TASK OBJECTIVE – Determine how many lines contain the string "JSON". Respond with that number and nothing more.

** begin DATA FOR THIS TASK **

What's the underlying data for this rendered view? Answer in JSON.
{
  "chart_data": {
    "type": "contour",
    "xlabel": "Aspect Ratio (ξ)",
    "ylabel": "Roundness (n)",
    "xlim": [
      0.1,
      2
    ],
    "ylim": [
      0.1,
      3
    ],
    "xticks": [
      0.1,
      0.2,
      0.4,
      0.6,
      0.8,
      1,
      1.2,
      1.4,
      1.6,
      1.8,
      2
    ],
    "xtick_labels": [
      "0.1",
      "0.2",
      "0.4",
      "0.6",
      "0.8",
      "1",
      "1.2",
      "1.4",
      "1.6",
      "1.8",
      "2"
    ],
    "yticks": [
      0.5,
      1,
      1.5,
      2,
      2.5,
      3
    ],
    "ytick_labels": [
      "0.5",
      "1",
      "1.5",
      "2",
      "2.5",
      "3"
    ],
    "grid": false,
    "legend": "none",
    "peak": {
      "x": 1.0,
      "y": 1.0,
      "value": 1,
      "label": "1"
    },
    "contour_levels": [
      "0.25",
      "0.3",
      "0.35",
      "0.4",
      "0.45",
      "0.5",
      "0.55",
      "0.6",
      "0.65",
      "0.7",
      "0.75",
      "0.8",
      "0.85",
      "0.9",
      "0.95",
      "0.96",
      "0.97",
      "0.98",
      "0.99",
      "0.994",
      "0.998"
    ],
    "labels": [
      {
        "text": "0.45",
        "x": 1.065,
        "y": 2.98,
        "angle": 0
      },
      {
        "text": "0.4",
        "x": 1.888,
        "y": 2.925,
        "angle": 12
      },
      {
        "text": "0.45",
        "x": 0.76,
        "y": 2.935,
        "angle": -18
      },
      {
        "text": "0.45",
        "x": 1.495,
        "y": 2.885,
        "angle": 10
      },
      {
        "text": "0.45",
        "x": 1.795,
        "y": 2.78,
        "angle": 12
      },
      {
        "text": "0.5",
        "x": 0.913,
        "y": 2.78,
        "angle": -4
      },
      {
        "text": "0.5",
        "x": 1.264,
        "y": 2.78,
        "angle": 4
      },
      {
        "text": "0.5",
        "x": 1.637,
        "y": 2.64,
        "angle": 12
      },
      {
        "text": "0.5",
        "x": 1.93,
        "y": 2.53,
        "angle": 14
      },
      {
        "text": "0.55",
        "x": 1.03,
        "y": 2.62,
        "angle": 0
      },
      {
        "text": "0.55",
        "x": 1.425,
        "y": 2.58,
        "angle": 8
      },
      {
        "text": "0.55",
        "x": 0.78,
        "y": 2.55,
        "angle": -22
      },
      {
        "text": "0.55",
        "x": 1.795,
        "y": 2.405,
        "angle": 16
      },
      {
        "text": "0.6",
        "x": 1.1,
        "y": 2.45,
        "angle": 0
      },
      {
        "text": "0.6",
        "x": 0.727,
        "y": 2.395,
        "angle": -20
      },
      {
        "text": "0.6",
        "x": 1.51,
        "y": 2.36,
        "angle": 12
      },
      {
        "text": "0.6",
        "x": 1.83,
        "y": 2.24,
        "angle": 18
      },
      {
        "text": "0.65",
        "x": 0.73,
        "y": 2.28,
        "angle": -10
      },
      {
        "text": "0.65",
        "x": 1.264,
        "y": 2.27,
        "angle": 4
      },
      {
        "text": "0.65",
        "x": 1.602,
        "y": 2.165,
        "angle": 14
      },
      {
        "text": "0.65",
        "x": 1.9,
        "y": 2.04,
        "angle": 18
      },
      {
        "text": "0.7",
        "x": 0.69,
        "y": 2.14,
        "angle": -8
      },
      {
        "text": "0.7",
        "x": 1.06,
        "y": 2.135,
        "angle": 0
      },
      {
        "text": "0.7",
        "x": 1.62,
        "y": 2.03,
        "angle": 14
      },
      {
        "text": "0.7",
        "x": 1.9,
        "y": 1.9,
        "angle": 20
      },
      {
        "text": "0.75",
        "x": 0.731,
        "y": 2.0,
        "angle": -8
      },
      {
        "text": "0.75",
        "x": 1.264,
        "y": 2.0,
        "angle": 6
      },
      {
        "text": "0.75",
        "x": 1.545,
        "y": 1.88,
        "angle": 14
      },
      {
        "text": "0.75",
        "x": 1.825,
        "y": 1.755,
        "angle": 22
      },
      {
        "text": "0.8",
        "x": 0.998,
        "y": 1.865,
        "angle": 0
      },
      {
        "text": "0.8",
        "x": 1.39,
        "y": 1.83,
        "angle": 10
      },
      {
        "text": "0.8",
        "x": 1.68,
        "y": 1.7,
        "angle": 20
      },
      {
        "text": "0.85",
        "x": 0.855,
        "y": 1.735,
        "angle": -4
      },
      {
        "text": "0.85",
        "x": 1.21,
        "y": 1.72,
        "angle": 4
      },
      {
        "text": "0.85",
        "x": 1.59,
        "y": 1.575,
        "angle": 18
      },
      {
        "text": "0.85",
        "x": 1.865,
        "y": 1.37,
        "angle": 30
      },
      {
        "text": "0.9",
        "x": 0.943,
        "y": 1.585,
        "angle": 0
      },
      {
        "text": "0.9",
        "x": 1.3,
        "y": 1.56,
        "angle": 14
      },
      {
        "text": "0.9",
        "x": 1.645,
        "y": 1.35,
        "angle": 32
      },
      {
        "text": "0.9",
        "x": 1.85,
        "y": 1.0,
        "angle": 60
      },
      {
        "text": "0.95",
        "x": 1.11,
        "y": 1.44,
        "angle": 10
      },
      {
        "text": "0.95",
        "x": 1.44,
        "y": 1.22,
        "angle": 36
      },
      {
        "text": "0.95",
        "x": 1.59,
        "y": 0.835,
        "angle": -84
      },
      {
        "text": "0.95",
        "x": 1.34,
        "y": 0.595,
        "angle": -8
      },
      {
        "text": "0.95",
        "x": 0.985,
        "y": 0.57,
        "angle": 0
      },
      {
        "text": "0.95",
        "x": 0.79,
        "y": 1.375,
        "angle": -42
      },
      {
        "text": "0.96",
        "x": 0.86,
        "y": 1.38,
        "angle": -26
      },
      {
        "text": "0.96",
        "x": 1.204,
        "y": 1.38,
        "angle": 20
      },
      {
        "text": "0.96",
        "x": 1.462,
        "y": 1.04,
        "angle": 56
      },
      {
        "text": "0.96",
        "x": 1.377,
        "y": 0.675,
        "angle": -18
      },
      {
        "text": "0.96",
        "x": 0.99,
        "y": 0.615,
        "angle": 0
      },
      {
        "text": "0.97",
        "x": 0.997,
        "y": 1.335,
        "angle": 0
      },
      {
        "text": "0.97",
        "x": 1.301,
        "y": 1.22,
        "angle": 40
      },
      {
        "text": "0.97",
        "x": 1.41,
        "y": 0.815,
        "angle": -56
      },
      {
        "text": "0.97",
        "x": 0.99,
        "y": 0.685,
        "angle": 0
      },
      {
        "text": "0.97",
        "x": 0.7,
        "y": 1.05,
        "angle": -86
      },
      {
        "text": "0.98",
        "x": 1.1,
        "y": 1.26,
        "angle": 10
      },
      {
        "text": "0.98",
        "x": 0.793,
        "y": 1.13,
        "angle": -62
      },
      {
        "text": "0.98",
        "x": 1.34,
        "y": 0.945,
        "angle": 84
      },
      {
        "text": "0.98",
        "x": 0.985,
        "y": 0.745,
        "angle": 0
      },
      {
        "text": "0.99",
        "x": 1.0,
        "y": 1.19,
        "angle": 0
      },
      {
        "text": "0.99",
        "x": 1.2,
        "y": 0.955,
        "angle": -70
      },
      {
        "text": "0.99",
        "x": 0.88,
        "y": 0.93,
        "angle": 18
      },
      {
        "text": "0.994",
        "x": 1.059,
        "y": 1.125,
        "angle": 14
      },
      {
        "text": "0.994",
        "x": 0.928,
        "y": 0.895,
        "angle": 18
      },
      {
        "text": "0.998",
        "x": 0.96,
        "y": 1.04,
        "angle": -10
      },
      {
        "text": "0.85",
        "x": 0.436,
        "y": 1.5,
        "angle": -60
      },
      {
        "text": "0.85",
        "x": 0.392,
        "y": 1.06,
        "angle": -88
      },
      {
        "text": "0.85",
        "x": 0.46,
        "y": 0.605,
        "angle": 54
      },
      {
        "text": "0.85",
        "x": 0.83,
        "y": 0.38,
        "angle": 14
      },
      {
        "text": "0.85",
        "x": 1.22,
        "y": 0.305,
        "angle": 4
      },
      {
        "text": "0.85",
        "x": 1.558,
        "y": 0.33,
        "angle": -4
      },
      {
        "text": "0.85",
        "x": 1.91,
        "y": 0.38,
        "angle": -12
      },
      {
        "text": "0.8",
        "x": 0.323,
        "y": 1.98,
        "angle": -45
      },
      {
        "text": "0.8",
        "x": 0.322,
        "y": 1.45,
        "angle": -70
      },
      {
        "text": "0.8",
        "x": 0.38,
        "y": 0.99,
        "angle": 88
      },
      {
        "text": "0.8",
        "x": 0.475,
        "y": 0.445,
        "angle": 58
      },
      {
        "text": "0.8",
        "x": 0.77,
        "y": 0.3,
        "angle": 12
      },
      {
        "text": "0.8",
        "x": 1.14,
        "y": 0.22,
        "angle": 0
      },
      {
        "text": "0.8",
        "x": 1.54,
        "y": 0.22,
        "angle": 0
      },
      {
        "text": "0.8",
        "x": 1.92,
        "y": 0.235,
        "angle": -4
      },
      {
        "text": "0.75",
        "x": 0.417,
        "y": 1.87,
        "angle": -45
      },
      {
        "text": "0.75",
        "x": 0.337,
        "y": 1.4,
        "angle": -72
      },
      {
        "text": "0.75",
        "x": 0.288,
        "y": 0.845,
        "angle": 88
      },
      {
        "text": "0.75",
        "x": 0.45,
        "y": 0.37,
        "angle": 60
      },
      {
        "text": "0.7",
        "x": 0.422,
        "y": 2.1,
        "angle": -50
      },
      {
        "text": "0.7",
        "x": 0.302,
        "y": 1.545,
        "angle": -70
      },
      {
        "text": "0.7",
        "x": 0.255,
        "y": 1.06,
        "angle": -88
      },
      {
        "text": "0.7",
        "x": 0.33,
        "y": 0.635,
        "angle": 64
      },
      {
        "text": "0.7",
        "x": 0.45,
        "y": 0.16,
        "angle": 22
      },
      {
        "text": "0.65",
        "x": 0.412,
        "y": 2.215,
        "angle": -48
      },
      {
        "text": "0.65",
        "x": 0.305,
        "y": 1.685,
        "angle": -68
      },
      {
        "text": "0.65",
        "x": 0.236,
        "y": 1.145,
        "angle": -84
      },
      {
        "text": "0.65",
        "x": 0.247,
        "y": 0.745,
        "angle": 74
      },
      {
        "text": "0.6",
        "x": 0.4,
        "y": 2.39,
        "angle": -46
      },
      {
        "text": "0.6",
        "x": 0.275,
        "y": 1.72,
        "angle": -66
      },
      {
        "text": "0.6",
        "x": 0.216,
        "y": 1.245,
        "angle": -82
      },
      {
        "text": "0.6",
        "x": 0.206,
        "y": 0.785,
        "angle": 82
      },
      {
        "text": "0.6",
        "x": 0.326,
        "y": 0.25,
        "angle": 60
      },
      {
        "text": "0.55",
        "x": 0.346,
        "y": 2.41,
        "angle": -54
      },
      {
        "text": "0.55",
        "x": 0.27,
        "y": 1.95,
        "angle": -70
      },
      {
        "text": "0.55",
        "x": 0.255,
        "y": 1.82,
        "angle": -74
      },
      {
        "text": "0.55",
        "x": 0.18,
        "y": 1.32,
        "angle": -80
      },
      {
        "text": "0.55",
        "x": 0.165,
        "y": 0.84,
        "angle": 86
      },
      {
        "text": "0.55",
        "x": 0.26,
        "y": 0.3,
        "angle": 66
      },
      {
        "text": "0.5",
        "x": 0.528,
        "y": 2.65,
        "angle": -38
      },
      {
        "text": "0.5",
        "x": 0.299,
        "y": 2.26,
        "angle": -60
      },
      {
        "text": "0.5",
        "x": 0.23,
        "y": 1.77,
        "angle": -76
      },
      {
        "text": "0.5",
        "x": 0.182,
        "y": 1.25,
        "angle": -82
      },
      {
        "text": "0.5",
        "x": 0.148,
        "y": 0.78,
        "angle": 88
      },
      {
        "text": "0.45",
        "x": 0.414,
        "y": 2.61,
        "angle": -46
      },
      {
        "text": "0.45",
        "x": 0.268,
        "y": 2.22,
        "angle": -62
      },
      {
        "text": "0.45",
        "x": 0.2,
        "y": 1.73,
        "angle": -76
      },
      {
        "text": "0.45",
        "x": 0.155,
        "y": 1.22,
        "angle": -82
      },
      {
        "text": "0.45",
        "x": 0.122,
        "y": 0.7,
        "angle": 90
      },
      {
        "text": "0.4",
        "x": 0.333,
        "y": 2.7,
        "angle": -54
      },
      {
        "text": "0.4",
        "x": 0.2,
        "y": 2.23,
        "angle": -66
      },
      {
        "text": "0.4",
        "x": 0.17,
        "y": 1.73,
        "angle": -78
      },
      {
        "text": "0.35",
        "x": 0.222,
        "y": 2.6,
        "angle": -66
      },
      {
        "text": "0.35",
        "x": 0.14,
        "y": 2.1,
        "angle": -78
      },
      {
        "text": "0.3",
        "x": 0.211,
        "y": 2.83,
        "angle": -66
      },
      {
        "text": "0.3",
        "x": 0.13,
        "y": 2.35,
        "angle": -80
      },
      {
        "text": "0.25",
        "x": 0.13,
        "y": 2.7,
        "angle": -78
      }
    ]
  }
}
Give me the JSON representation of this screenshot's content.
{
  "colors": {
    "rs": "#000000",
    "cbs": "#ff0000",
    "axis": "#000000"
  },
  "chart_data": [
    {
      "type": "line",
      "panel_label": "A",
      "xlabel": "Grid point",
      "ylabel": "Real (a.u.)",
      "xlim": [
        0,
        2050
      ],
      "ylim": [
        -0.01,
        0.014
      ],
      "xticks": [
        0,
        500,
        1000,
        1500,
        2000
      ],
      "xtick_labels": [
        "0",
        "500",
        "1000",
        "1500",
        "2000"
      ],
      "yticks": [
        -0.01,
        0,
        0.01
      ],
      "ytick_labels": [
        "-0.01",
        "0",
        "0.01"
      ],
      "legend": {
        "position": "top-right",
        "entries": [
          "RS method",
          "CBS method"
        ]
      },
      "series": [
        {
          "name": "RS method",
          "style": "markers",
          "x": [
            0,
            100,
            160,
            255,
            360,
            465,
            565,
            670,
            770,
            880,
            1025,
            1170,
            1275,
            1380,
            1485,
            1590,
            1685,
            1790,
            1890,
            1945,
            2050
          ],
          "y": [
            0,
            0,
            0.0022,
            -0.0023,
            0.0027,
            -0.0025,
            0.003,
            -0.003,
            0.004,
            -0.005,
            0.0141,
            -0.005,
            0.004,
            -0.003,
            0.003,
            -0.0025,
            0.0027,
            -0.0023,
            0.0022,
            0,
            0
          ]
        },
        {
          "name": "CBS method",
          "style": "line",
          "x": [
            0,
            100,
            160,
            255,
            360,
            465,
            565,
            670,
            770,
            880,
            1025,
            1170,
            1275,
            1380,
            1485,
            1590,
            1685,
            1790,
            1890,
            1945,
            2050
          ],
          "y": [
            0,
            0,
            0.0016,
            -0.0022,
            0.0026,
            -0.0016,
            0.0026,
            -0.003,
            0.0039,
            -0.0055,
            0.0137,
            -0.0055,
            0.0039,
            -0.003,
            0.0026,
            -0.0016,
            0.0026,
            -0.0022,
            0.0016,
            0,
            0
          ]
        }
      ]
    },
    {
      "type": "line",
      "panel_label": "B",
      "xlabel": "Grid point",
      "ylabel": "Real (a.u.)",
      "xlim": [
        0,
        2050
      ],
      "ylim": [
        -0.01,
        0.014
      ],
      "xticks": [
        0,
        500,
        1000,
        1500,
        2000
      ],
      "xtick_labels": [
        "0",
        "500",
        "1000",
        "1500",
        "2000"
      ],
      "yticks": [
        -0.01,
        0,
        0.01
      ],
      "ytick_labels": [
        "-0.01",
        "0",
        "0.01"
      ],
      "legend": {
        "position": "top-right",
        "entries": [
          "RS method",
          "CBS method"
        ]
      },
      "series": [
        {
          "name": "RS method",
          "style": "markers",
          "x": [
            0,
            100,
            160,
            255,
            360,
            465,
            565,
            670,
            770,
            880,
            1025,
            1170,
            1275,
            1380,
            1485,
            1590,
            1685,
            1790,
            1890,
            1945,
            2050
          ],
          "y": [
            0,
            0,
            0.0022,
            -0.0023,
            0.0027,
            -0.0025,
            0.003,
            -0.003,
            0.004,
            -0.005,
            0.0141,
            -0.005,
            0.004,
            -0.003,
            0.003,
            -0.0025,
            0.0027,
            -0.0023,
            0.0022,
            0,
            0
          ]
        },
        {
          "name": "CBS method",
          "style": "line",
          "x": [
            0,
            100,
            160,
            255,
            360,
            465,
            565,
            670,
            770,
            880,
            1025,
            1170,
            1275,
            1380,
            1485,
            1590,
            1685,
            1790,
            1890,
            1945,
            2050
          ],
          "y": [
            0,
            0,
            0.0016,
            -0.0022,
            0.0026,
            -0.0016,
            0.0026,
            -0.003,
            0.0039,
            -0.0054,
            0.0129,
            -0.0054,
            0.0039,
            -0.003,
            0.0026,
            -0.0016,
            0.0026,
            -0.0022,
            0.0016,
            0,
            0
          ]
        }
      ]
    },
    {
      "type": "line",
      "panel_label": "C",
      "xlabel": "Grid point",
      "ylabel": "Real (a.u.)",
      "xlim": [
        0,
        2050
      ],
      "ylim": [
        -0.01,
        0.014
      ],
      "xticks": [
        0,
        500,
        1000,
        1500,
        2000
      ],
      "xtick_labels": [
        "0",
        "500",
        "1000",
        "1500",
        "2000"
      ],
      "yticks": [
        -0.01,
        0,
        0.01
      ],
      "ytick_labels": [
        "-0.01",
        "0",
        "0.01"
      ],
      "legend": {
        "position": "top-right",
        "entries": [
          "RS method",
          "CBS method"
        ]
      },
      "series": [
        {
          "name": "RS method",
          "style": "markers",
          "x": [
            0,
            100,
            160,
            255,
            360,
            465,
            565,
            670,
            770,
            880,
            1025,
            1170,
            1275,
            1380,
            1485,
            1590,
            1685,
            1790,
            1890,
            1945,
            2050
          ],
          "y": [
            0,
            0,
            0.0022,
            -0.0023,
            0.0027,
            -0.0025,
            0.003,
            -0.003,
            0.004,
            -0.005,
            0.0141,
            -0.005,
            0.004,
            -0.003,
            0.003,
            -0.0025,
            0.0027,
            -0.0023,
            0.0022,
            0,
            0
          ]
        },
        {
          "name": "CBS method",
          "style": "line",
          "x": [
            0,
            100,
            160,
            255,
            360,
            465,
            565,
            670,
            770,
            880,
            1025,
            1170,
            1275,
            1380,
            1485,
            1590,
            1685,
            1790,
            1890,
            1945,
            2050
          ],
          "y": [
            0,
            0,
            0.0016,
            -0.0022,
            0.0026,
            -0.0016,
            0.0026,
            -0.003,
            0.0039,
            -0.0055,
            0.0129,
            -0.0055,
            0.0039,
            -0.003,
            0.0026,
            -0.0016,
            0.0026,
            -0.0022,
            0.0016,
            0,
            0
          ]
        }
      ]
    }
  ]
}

** end DATA FOR THIS TASK **

SOLUTION BELOW – 2